Required work
All lines in which the word "gewählten" occurs are to be extracted.

Data entries
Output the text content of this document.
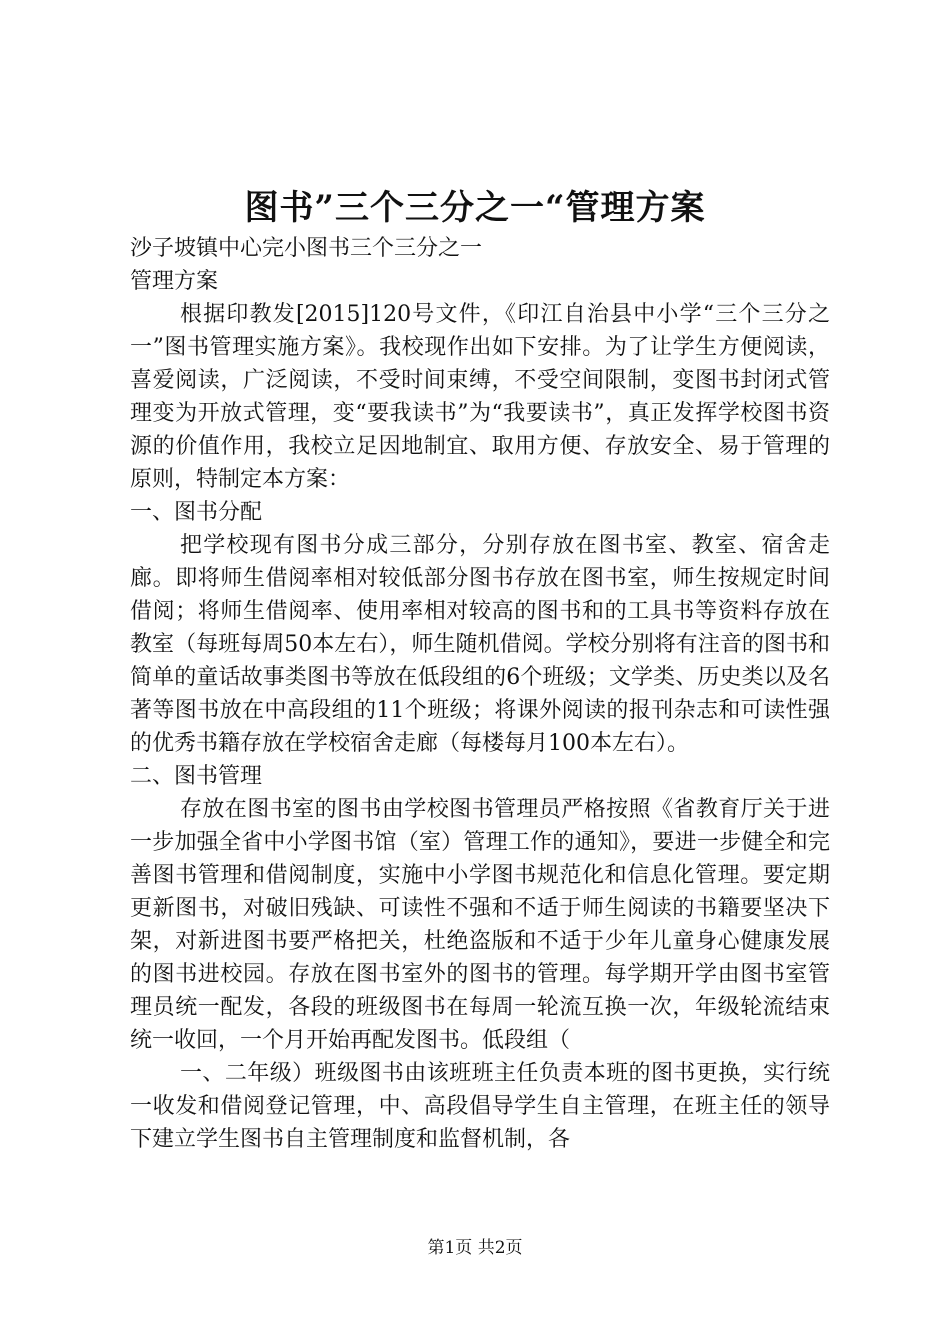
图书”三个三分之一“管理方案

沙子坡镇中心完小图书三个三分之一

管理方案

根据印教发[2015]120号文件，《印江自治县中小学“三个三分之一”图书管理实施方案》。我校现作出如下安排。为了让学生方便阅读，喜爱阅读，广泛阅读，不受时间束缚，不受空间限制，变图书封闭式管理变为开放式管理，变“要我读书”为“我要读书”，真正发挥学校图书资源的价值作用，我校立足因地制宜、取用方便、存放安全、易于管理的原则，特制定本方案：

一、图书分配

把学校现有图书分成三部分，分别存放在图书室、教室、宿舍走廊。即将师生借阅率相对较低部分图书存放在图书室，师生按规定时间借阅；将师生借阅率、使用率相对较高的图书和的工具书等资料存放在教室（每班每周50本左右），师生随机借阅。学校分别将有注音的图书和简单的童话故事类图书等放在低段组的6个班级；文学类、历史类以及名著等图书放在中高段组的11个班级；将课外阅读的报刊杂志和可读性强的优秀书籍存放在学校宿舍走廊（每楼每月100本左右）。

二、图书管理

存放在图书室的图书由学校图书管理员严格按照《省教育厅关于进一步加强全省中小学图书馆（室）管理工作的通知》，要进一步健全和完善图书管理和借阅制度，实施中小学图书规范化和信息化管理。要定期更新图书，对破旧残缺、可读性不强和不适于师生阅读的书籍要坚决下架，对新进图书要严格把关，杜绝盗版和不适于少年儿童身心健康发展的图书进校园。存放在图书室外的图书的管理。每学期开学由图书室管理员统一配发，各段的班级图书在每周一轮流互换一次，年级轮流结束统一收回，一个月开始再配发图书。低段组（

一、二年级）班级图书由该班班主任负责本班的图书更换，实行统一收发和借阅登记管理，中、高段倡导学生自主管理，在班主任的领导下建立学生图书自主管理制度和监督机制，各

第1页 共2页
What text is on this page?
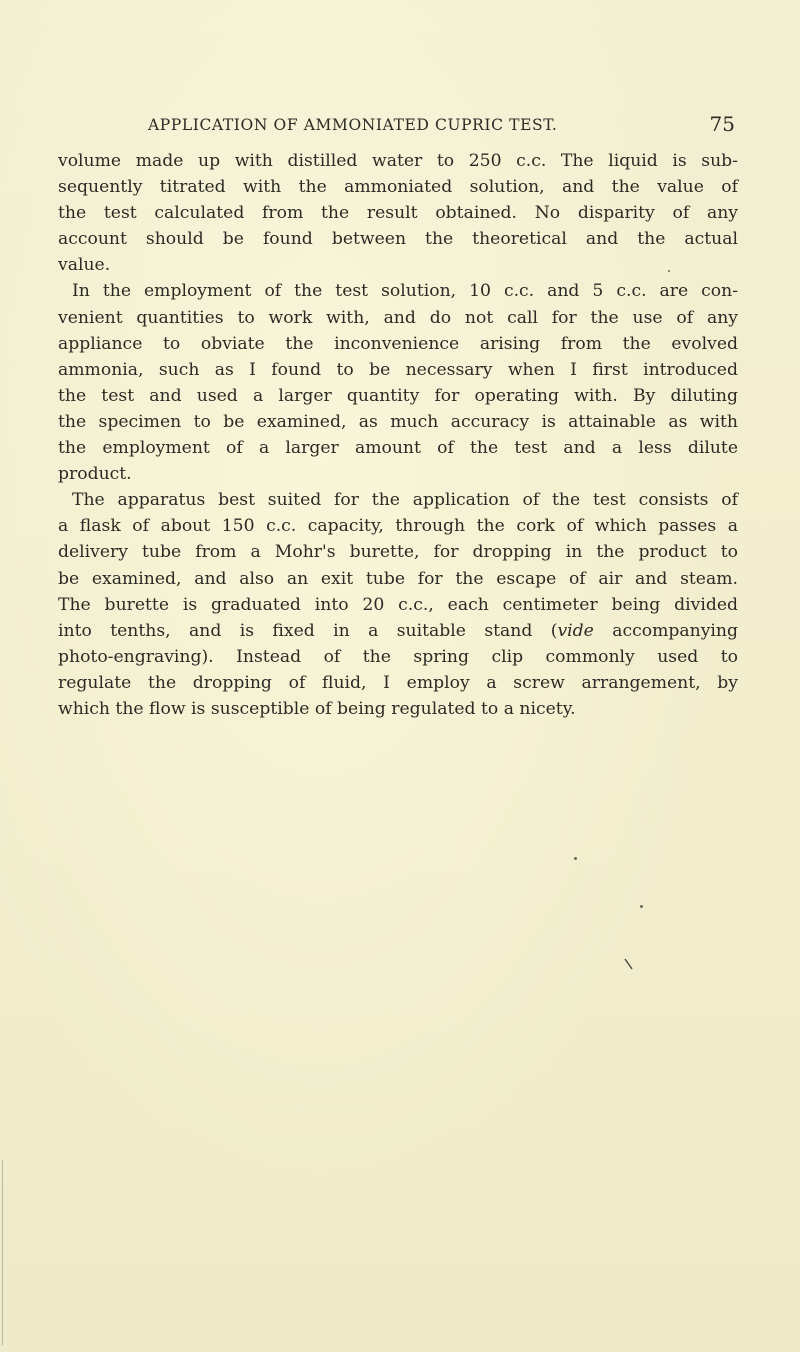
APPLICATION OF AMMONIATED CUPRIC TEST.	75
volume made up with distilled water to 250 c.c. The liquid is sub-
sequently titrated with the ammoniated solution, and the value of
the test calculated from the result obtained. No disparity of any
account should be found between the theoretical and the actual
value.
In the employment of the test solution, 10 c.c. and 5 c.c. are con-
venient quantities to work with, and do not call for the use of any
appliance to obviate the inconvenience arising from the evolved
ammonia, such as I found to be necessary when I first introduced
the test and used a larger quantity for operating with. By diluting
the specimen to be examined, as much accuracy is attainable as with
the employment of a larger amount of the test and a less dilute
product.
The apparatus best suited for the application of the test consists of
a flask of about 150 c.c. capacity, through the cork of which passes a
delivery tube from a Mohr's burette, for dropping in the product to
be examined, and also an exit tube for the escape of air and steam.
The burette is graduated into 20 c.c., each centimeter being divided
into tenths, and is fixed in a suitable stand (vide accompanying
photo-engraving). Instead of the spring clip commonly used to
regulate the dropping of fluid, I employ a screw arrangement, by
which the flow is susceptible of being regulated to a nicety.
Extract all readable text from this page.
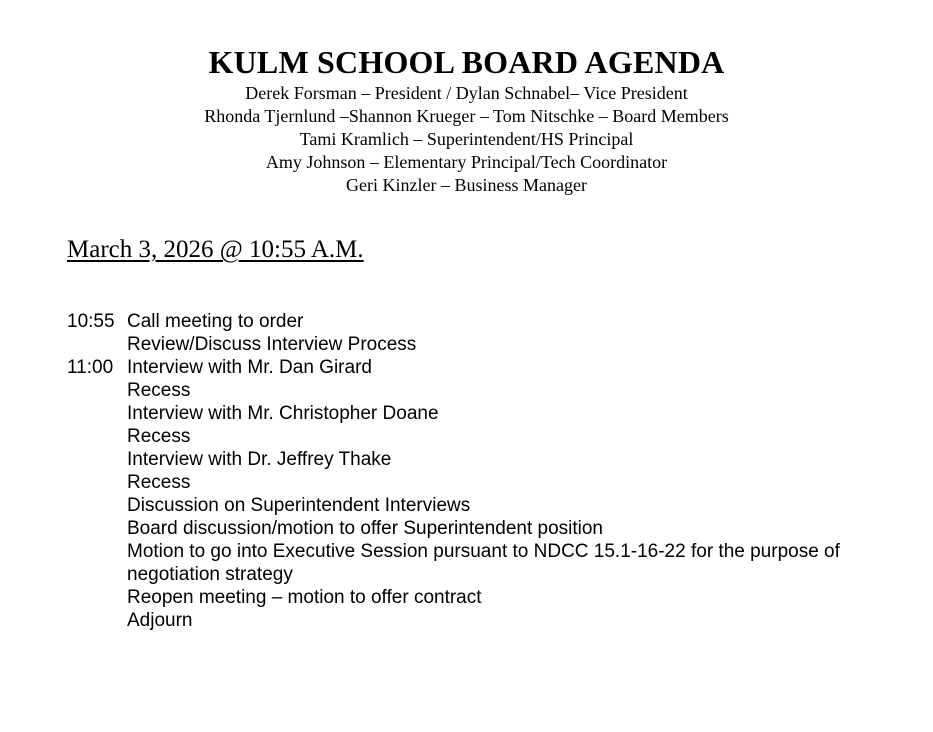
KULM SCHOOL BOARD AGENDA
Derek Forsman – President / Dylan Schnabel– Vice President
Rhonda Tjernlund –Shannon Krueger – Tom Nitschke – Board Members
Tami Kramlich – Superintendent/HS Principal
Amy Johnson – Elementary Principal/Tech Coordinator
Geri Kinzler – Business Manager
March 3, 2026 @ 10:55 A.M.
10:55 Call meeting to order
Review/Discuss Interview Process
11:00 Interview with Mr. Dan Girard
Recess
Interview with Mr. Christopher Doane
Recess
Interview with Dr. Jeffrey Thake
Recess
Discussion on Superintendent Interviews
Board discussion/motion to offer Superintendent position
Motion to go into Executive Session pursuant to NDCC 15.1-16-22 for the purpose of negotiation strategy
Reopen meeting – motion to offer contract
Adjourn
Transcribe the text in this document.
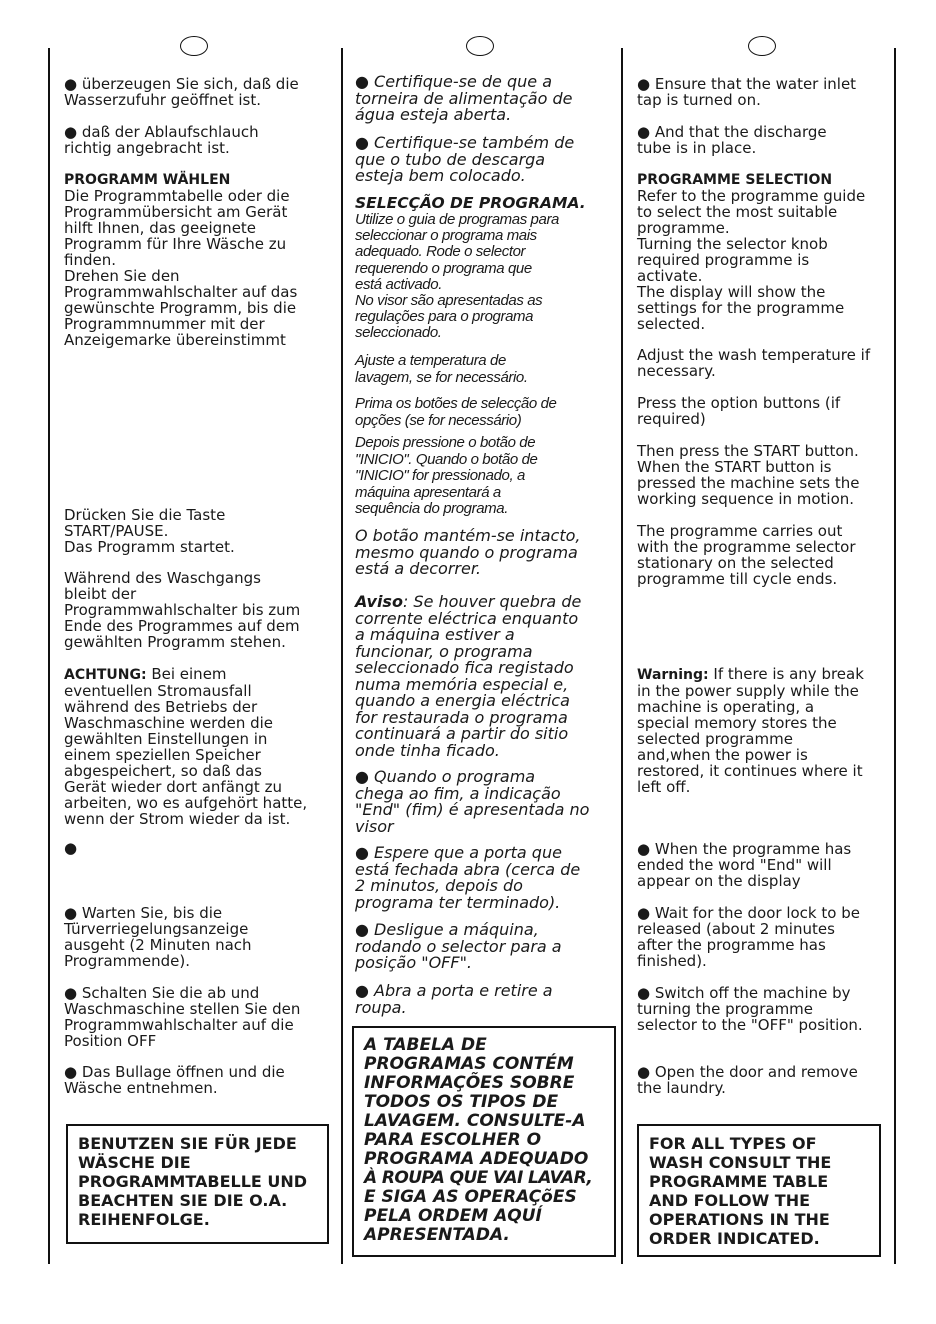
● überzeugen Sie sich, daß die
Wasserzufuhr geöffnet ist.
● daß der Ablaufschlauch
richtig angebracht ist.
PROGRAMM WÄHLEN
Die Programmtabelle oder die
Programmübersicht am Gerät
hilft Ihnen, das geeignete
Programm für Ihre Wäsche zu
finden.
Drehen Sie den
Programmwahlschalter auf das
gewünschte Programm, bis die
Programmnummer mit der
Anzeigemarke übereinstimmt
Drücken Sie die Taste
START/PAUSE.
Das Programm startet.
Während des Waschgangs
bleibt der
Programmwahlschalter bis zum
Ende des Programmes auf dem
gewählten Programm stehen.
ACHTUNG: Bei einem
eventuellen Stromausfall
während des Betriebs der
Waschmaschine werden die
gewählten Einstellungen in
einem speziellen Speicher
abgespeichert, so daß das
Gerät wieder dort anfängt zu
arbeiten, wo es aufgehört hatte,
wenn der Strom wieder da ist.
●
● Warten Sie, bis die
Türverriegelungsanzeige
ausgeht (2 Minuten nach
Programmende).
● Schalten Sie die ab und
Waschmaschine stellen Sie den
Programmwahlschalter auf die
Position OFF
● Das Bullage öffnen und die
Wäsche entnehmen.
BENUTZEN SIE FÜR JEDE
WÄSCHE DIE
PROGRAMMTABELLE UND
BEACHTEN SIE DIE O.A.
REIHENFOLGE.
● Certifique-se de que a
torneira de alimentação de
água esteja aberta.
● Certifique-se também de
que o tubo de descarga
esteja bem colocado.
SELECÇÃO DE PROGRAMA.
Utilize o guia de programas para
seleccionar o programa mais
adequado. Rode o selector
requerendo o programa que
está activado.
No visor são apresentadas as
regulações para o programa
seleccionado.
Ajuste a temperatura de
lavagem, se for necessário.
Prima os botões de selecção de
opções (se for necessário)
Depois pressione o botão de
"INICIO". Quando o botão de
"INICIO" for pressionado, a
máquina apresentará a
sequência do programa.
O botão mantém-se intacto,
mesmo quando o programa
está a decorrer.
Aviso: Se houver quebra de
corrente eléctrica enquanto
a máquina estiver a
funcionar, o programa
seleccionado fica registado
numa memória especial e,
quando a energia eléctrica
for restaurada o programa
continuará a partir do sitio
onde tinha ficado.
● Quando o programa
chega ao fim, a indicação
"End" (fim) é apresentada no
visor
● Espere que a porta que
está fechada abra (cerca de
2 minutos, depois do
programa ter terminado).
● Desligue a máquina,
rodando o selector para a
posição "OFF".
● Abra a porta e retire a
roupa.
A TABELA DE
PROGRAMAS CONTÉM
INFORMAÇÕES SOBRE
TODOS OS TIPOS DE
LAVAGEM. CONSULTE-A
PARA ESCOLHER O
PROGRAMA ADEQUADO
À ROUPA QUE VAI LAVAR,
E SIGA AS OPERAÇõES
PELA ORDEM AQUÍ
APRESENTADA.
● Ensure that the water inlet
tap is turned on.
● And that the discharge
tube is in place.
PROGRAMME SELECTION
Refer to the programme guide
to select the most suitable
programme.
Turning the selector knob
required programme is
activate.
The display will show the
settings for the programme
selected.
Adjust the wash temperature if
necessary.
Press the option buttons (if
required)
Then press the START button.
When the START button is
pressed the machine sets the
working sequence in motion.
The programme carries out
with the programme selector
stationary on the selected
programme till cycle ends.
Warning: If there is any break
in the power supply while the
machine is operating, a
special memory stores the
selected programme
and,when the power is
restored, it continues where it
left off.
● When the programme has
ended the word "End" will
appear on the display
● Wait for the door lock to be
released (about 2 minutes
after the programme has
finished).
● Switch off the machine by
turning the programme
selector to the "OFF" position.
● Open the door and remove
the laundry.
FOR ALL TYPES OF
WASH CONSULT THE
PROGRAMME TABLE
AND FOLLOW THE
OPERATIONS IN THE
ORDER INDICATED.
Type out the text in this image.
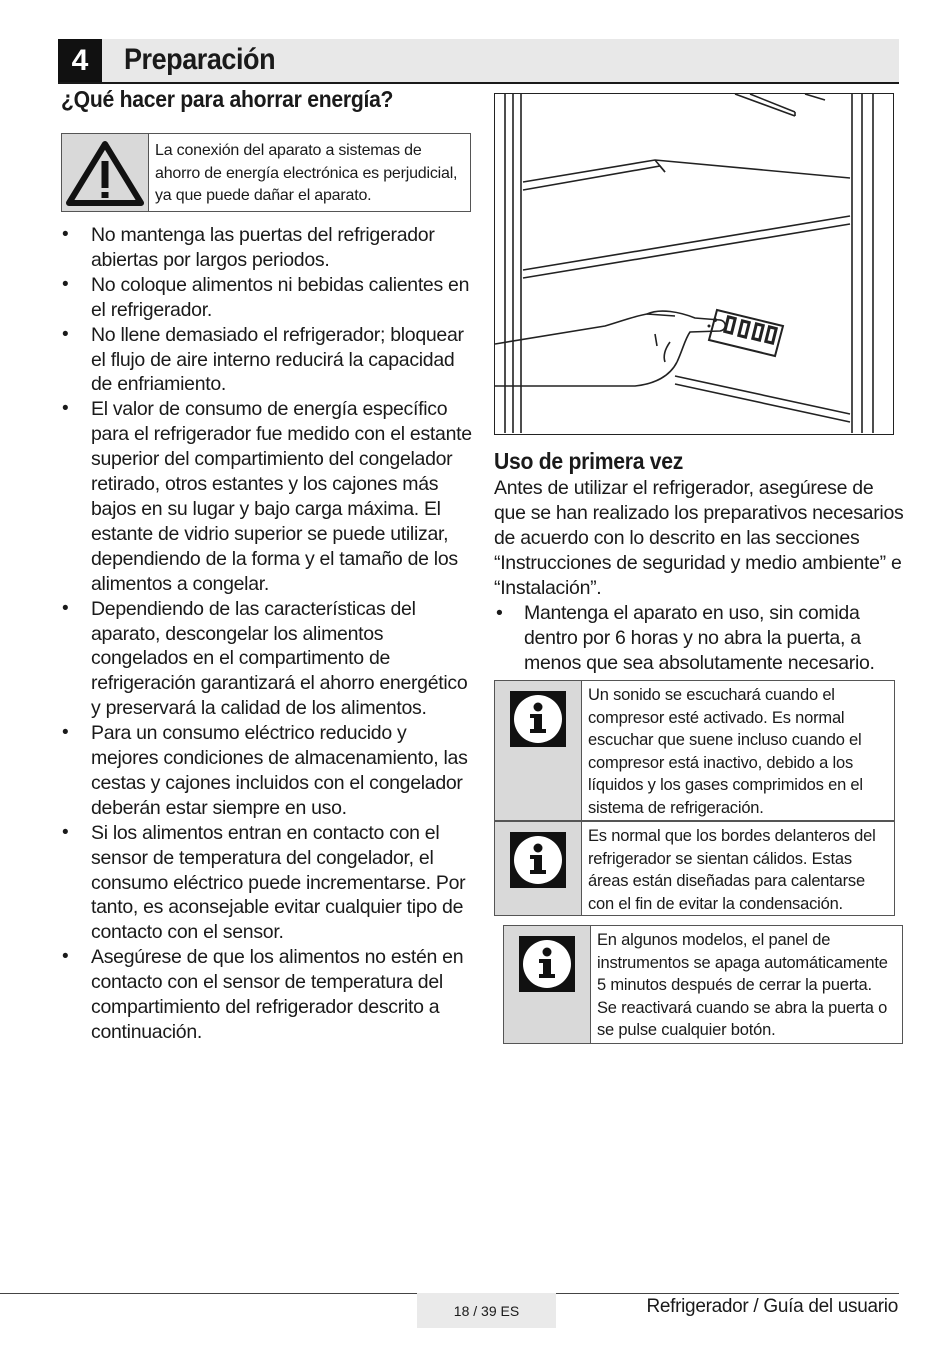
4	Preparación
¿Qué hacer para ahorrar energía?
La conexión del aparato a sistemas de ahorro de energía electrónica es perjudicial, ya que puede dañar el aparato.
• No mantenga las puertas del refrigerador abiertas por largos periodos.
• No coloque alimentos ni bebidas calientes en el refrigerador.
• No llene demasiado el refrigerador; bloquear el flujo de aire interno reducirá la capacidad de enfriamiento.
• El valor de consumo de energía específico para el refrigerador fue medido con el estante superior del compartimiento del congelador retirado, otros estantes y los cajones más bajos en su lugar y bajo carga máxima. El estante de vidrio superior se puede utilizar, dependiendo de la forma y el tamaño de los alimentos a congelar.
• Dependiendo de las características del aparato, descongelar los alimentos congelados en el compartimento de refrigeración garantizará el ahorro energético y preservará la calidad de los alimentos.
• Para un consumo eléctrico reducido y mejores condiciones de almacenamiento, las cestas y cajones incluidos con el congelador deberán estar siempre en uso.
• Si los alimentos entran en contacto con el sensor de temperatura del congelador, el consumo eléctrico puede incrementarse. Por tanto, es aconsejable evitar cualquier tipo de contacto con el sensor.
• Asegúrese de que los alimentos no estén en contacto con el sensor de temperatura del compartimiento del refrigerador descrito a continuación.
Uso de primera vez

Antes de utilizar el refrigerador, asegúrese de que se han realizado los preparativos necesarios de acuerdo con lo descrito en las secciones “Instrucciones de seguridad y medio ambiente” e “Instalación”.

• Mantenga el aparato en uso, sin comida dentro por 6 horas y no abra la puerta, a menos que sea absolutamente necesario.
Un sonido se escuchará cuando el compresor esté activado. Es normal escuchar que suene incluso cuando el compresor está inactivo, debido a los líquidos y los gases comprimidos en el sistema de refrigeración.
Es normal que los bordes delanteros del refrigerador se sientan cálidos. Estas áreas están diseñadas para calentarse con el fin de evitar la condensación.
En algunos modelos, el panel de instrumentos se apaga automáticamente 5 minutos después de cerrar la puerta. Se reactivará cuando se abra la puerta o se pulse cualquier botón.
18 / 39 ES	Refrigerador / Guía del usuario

Solution
gewählten Programm stehen.
gewählten Einstellungen in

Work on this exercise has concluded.